Exercise instructions: Scan the records and identify every line in which the string "Motor" occurs, then return those lines.
--- Start Data for the task ---
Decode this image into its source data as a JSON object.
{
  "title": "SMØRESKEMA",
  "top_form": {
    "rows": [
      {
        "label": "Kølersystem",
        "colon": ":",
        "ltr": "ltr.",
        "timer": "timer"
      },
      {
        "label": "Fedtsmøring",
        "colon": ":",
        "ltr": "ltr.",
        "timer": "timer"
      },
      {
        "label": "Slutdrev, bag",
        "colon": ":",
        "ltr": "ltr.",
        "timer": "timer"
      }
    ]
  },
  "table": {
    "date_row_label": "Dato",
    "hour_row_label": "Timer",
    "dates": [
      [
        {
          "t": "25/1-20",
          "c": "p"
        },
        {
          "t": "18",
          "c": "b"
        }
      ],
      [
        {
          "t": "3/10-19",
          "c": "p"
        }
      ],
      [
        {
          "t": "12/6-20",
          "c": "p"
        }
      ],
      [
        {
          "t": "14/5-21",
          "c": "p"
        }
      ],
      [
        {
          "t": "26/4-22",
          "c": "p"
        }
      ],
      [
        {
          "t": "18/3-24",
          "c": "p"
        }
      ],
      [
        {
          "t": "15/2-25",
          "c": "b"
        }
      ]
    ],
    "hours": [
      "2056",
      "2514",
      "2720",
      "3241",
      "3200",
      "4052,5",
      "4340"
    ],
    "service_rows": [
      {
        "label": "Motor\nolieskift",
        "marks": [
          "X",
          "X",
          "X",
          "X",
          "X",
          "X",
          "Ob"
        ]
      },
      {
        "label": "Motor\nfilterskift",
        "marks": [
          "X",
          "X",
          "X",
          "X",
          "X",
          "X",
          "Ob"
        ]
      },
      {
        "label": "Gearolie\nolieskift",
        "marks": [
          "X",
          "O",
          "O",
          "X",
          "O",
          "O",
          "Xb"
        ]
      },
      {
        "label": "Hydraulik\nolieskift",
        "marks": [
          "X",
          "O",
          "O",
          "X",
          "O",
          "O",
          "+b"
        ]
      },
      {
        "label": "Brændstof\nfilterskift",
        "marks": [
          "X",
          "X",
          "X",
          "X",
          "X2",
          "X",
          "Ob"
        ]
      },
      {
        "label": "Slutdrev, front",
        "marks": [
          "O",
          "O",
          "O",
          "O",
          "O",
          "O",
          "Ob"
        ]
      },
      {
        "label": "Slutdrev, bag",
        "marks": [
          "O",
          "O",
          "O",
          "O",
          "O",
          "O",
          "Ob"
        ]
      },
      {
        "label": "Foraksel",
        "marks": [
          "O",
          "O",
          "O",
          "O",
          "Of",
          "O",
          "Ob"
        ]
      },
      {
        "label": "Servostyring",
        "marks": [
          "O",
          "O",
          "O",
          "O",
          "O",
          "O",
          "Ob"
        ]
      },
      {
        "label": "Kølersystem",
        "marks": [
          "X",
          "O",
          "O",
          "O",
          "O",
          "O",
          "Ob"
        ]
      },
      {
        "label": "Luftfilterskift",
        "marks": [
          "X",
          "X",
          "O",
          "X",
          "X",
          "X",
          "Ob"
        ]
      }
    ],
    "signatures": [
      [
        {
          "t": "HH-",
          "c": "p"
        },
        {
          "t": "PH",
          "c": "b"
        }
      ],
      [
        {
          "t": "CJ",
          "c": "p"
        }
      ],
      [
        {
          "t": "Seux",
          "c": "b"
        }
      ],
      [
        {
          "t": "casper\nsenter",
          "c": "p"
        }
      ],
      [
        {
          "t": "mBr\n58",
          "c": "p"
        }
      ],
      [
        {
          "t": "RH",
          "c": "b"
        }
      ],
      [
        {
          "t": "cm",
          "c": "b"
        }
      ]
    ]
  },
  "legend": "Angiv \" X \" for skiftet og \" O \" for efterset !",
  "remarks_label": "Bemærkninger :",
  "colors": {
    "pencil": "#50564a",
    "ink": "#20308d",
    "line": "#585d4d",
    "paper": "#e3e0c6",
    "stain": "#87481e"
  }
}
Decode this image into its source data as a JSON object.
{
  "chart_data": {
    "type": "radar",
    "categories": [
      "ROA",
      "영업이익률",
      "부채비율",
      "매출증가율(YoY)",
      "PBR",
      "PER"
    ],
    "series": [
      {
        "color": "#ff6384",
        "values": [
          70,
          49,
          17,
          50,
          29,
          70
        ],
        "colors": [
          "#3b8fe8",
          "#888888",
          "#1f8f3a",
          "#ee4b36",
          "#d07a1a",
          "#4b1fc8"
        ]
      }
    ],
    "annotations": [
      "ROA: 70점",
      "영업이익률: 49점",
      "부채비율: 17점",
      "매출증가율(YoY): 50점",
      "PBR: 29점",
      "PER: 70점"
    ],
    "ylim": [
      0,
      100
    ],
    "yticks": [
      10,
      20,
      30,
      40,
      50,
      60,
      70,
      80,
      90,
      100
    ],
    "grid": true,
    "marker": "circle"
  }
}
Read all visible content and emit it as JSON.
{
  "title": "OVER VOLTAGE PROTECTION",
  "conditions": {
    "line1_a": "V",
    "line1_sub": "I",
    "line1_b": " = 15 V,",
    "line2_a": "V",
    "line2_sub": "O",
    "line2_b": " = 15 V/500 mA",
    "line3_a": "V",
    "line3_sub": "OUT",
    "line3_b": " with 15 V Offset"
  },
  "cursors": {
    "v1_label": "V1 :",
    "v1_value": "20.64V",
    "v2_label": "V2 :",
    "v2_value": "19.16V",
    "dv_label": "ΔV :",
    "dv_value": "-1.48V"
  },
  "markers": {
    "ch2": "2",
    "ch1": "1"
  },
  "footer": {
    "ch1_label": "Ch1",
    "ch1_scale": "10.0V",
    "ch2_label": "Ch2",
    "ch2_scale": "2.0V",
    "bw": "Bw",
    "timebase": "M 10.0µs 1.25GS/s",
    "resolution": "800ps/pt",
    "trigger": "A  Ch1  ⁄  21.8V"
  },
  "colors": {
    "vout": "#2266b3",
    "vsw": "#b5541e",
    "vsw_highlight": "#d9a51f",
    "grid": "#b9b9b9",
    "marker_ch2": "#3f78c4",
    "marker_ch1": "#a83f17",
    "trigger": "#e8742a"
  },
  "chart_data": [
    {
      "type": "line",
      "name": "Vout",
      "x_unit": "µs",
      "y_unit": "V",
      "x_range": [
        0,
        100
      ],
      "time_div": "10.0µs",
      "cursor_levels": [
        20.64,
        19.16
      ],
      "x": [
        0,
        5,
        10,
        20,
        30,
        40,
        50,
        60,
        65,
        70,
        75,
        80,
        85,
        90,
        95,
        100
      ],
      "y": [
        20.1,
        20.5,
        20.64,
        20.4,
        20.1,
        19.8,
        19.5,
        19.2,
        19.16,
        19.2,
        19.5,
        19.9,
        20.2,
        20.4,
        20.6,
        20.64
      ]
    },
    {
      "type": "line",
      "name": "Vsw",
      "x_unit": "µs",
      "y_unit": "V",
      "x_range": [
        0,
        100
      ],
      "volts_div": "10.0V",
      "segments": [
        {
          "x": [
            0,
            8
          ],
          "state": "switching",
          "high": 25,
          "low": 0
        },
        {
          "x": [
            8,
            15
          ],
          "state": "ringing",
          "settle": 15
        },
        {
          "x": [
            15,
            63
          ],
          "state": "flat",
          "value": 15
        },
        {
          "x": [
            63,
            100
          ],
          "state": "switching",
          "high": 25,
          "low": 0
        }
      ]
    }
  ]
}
--- End Data for the task ---
Exercise result:
        "label": "Motor\nolieskift",
        "label": "Motor\nfilterskift",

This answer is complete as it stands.